(STORED ROWS)
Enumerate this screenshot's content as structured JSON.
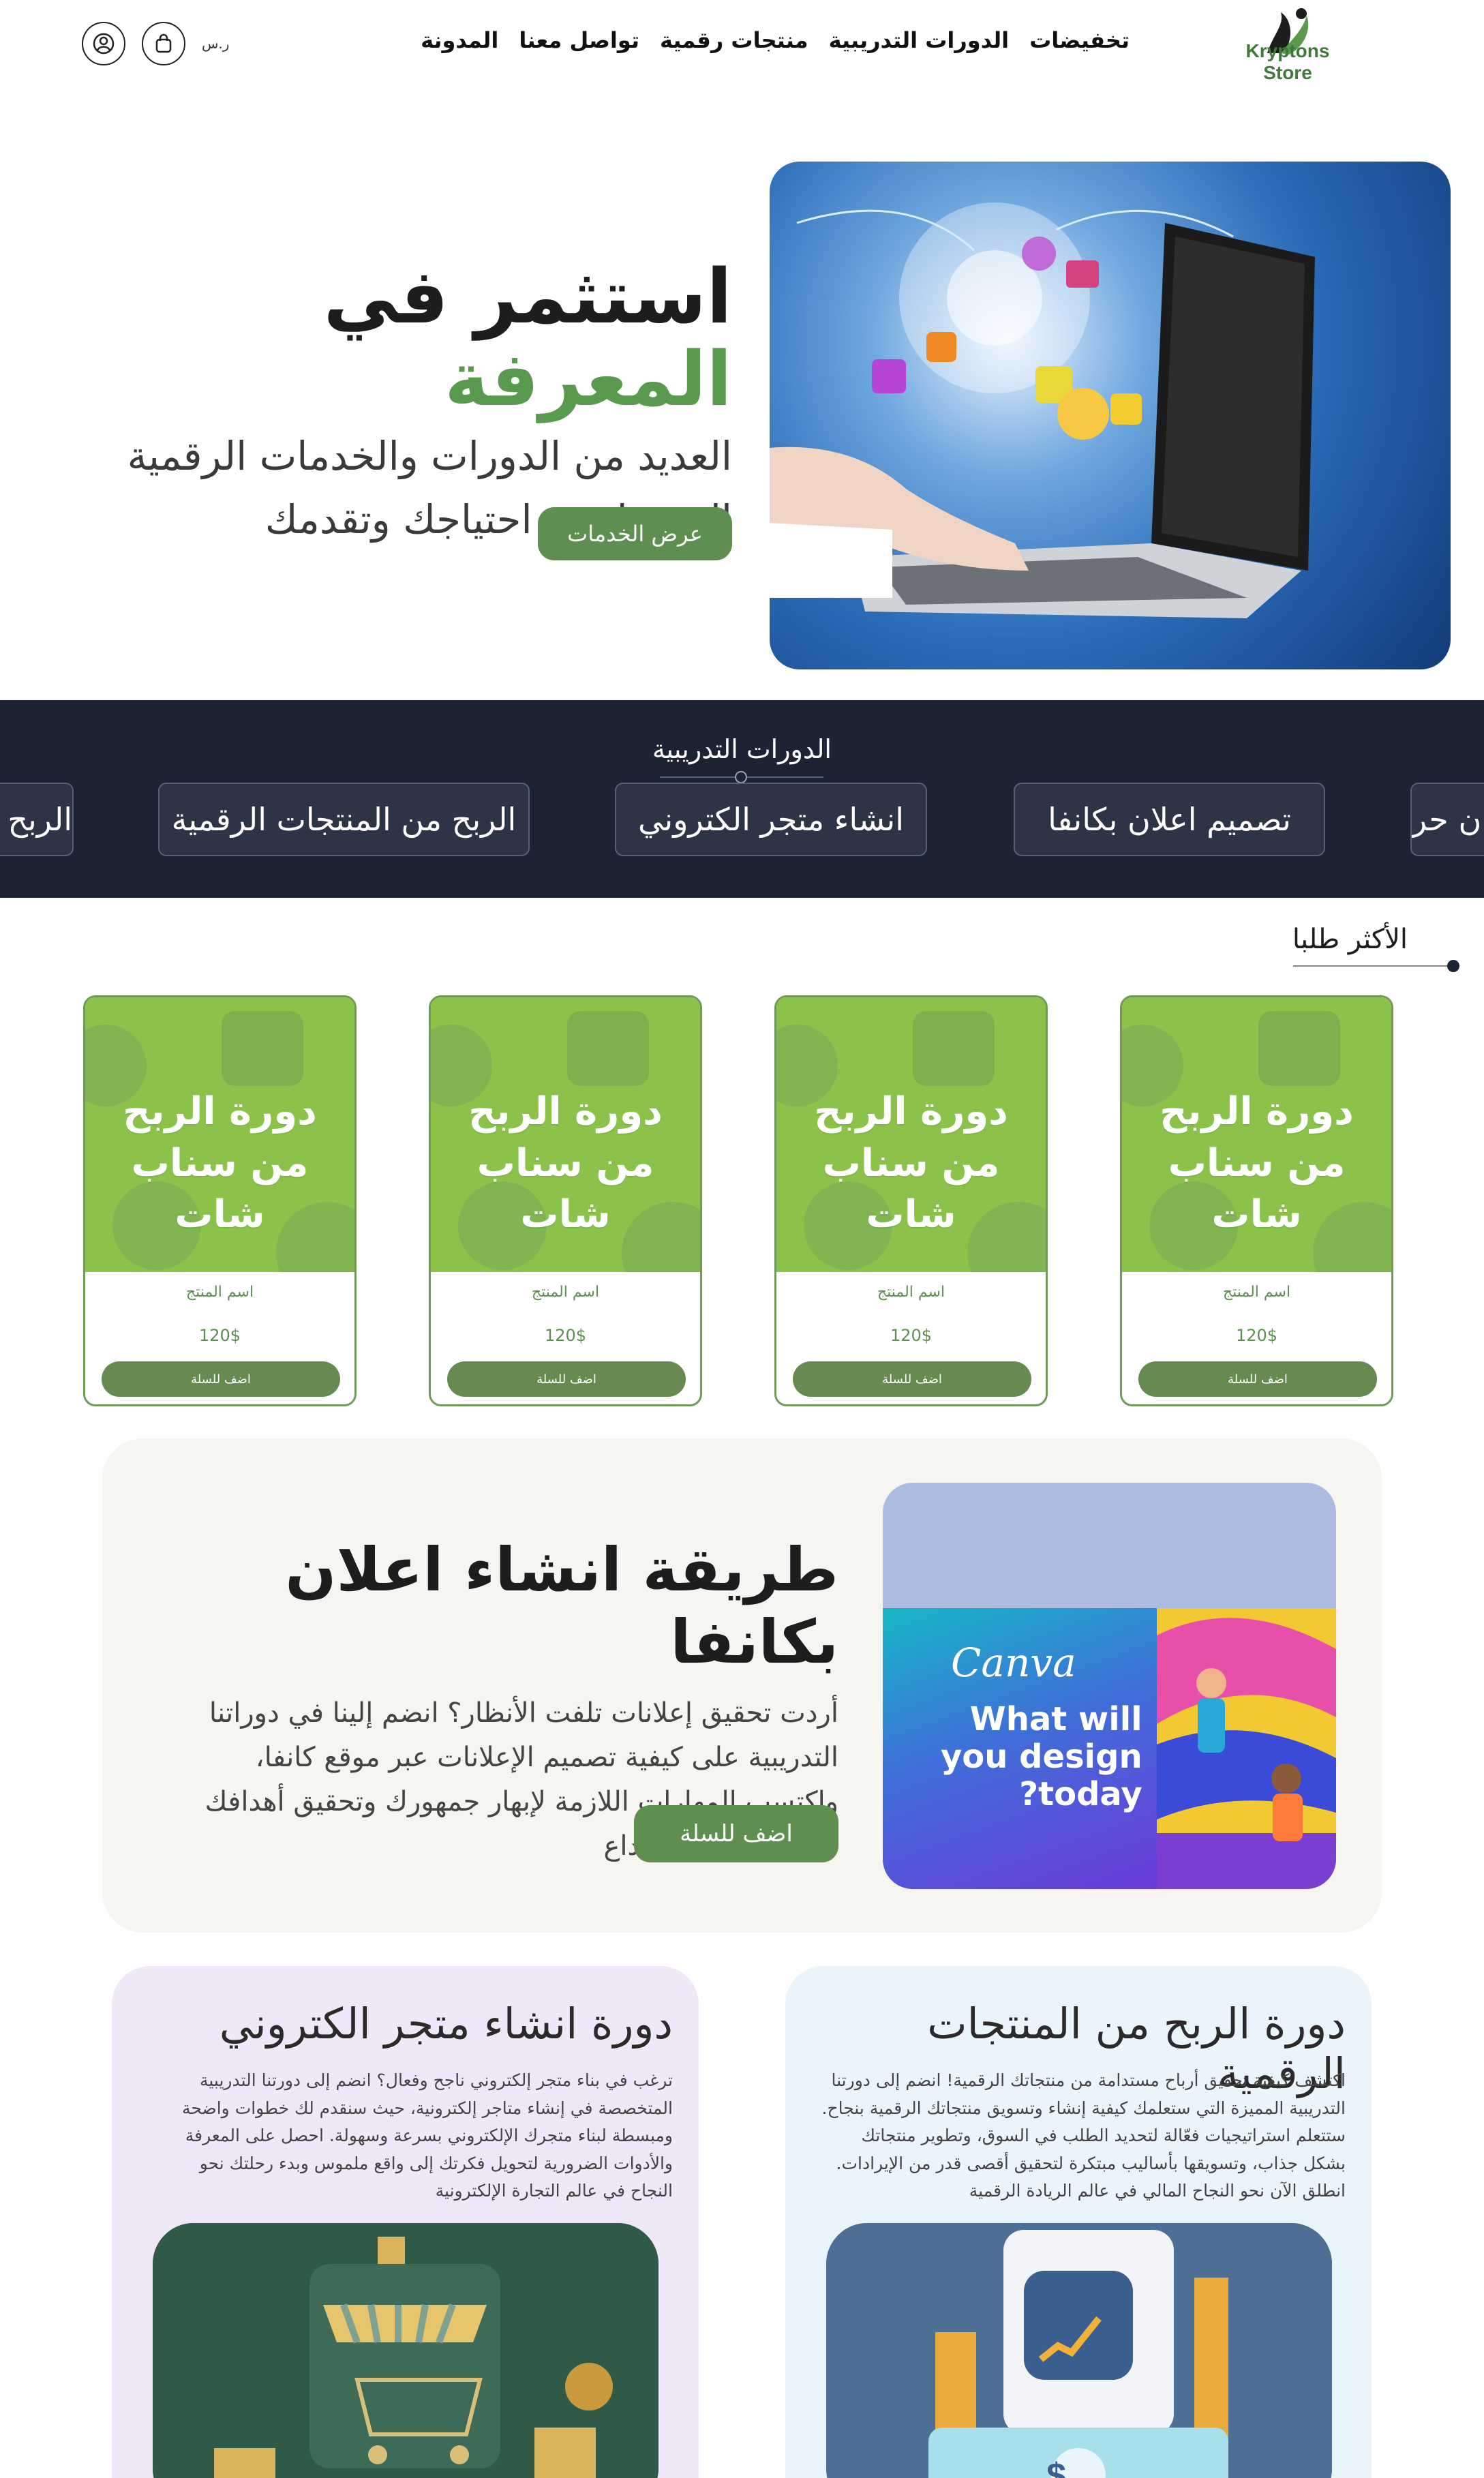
{
  "brand": {
    "name": "Kryptons Store"
  },
  "nav": {
    "items": [
      "تخفيضات",
      "الدورات التدريبية",
      "منتجات رقمية",
      "تواصل معنا",
      "المدونة"
    ]
  },
  "header": {
    "currency": "ر.س",
    "cart_icon": "bag-icon",
    "account_icon": "user-icon"
  },
  "hero": {
    "title_part1": "استثمر في ",
    "title_accent": "المعرفة",
    "subtitle_line1": "العديد من الدورات والخدمات الرقمية",
    "subtitle_line2": "التي تناسب احتياجك وتقدمك",
    "button": "عرض الخدمات",
    "colors": {
      "accent": "#5a9a4e",
      "button": "#5e8f50"
    }
  },
  "courses_band": {
    "title": "الدورات التدريبية",
    "chips": [
      "الربح",
      "الربح من المنتجات الرقمية",
      "انشاء متجر الكتروني",
      "تصميم اعلان بكانفا",
      "ن حر"
    ],
    "background": "#1c2433"
  },
  "most_requested": {
    "title": "الأكثر طلبا",
    "products": [
      {
        "image_title_line1": "دورة الربح",
        "image_title_line2": "من سناب شات",
        "name": "اسم المنتج",
        "price": "120$",
        "button": "اضف للسلة"
      },
      {
        "image_title_line1": "دورة الربح",
        "image_title_line2": "من سناب شات",
        "name": "اسم المنتج",
        "price": "120$",
        "button": "اضف للسلة"
      },
      {
        "image_title_line1": "دورة الربح",
        "image_title_line2": "من سناب شات",
        "name": "اسم المنتج",
        "price": "120$",
        "button": "اضف للسلة"
      },
      {
        "image_title_line1": "دورة الربح",
        "image_title_line2": "من سناب شات",
        "name": "اسم المنتج",
        "price": "120$",
        "button": "اضف للسلة"
      }
    ]
  },
  "feature": {
    "title": "طريقة انشاء اعلان بكانفا",
    "desc_line1": "أردت تحقيق إعلانات تلفت الأنظار؟ انضم إلينا في دوراتنا",
    "desc_line2": "التدريبية على كيفية تصميم الإعلانات عبر موقع كانفا،",
    "desc_line3": "واكتسب المهارات اللازمة لإبهار جمهورك وتحقيق أهدافك",
    "desc_line4": "التسويقية بثقة وإبداع",
    "button": "اضف للسلة",
    "image": {
      "logo": "Canva",
      "tagline1": "What will",
      "tagline2": "you design",
      "tagline3": "today?"
    }
  },
  "bottom_cards": [
    {
      "title": "دورة الربح من المنتجات الرقمية",
      "lines": [
        "اكتشف كيفية تحقيق أرباح مستدامة من منتجاتك الرقمية! انضم إلى دورتنا",
        "التدريبية المميزة التي ستعلمك كيفية إنشاء وتسويق منتجاتك الرقمية بنجاح.",
        "ستتعلم استراتيجيات فعّالة لتحديد الطلب في السوق، وتطوير منتجاتك",
        "بشكل جذاب، وتسويقها بأساليب مبتكرة لتحقيق أقصى قدر من الإيرادات.",
        "انطلق الآن نحو النجاح المالي في عالم الريادة الرقمية"
      ]
    },
    {
      "title": "دورة انشاء متجر الكتروني",
      "lines": [
        "ترغب في بناء متجر إلكتروني ناجح وفعال؟ انضم إلى دورتنا التدريبية",
        "المتخصصة في إنشاء متاجر إلكترونية، حيث سنقدم لك خطوات واضحة",
        "ومبسطة لبناء متجرك الإلكتروني بسرعة وسهولة. احصل على المعرفة",
        "والأدوات الضرورية لتحويل فكرتك إلى واقع ملموس وبدء رحلتك نحو",
        "النجاح في عالم التجارة الإلكترونية"
      ]
    }
  ]
}
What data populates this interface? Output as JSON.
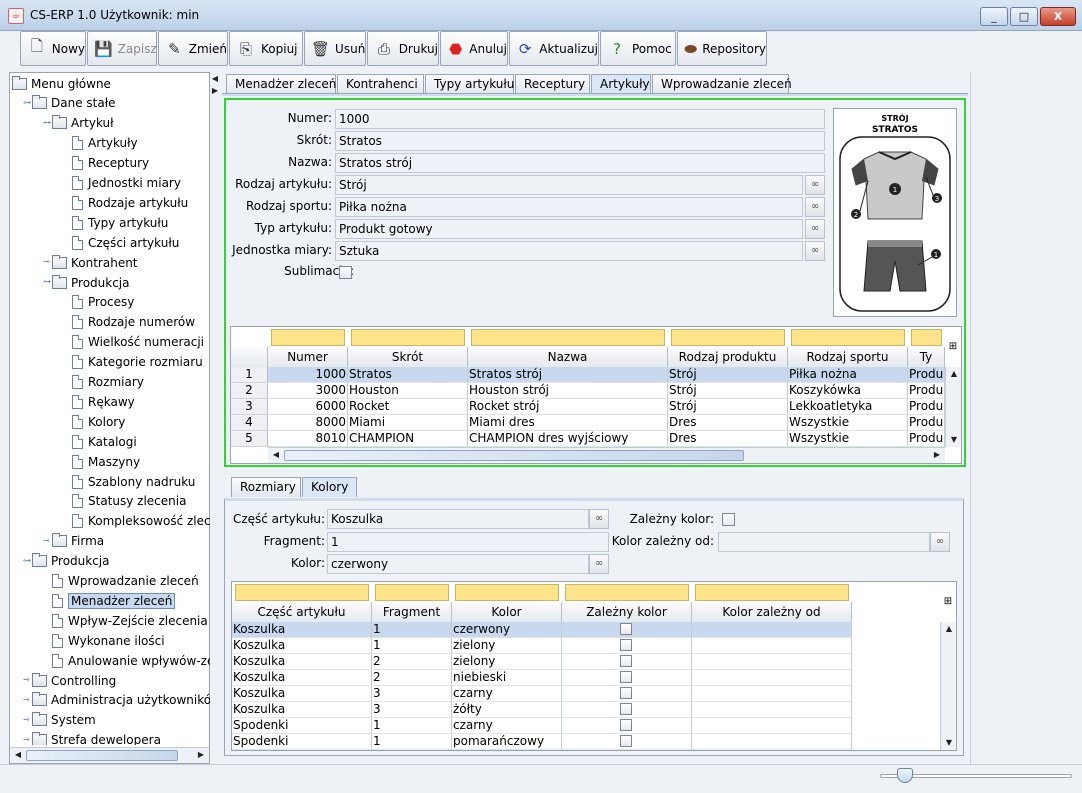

(TASK STATEMENT) Leave the pictures out and reproduce each record exactly as written.

(ANSWER)
Enumerate this screenshot's content as structured JSON.
{
  "brand": {
    "name": "Kryptons Store"
  },
  "nav": {
    "items": [
      "تخفيضات",
      "الدورات التدريبية",
      "منتجات رقمية",
      "تواصل معنا",
      "المدونة"
    ]
  },
  "header": {
    "currency": "ر.س",
    "cart_icon": "bag-icon",
    "account_icon": "user-icon"
  },
  "hero": {
    "title_part1": "استثمر في ",
    "title_accent": "المعرفة",
    "subtitle_line1": "العديد من الدورات والخدمات الرقمية",
    "subtitle_line2": "التي تناسب احتياجك وتقدمك",
    "button": "عرض الخدمات",
    "colors": {
      "accent": "#5a9a4e",
      "button": "#5e8f50"
    }
  },
  "courses_band": {
    "title": "الدورات التدريبية",
    "chips": [
      "الربح",
      "الربح من المنتجات الرقمية",
      "انشاء متجر الكتروني",
      "تصميم اعلان بكانفا",
      "ن حر"
    ],
    "background": "#1c2433"
  },
  "most_requested": {
    "title": "الأكثر طلبا",
    "products": [
      {
        "image_title_line1": "دورة الربح",
        "image_title_line2": "من سناب شات",
        "name": "اسم المنتج",
        "price": "120$",
        "button": "اضف للسلة"
      },
      {
        "image_title_line1": "دورة الربح",
        "image_title_line2": "من سناب شات",
        "name": "اسم المنتج",
        "price": "120$",
        "button": "اضف للسلة"
      },
      {
        "image_title_line1": "دورة الربح",
        "image_title_line2": "من سناب شات",
        "name": "اسم المنتج",
        "price": "120$",
        "button": "اضف للسلة"
      },
      {
        "image_title_line1": "دورة الربح",
        "image_title_line2": "من سناب شات",
        "name": "اسم المنتج",
        "price": "120$",
        "button": "اضف للسلة"
      }
    ]
  },
  "feature": {
    "title": "طريقة انشاء اعلان بكانفا",
    "desc_line1": "أردت تحقيق إعلانات تلفت الأنظار؟ انضم إلينا في دوراتنا",
    "desc_line2": "التدريبية على كيفية تصميم الإعلانات عبر موقع كانفا،",
    "desc_line3": "واكتسب المهارات اللازمة لإبهار جمهورك وتحقيق أهدافك",
    "desc_line4": "التسويقية بثقة وإبداع",
    "button": "اضف للسلة",
    "image": {
      "logo": "Canva",
      "tagline1": "What will",
      "tagline2": "you design",
      "tagline3": "today?"
    }
  },
  "bottom_cards": [
    {
      "title": "دورة الربح من المنتجات الرقمية",
      "lines": [
        "اكتشف كيفية تحقيق أرباح مستدامة من منتجاتك الرقمية! انضم إلى دورتنا",
        "التدريبية المميزة التي ستعلمك كيفية إنشاء وتسويق منتجاتك الرقمية بنجاح.",
        "ستتعلم استراتيجيات فعّالة لتحديد الطلب في السوق، وتطوير منتجاتك",
        "بشكل جذاب، وتسويقها بأساليب مبتكرة لتحقيق أقصى قدر من الإيرادات.",
        "انطلق الآن نحو النجاح المالي في عالم الريادة الرقمية"
      ]
    },
    {
      "title": "دورة انشاء متجر الكتروني",
      "lines": [
        "ترغب في بناء متجر إلكتروني ناجح وفعال؟ انضم إلى دورتنا التدريبية",
        "المتخصصة في إنشاء متاجر إلكترونية، حيث سنقدم لك خطوات واضحة",
        "ومبسطة لبناء متجرك الإلكتروني بسرعة وسهولة. احصل على المعرفة",
        "والأدوات الضرورية لتحويل فكرتك إلى واقع ملموس وبدء رحلتك نحو",
        "النجاح في عالم التجارة الإلكترونية"
      ]
    }
  ]
}
What data populates this interface? Output as JSON.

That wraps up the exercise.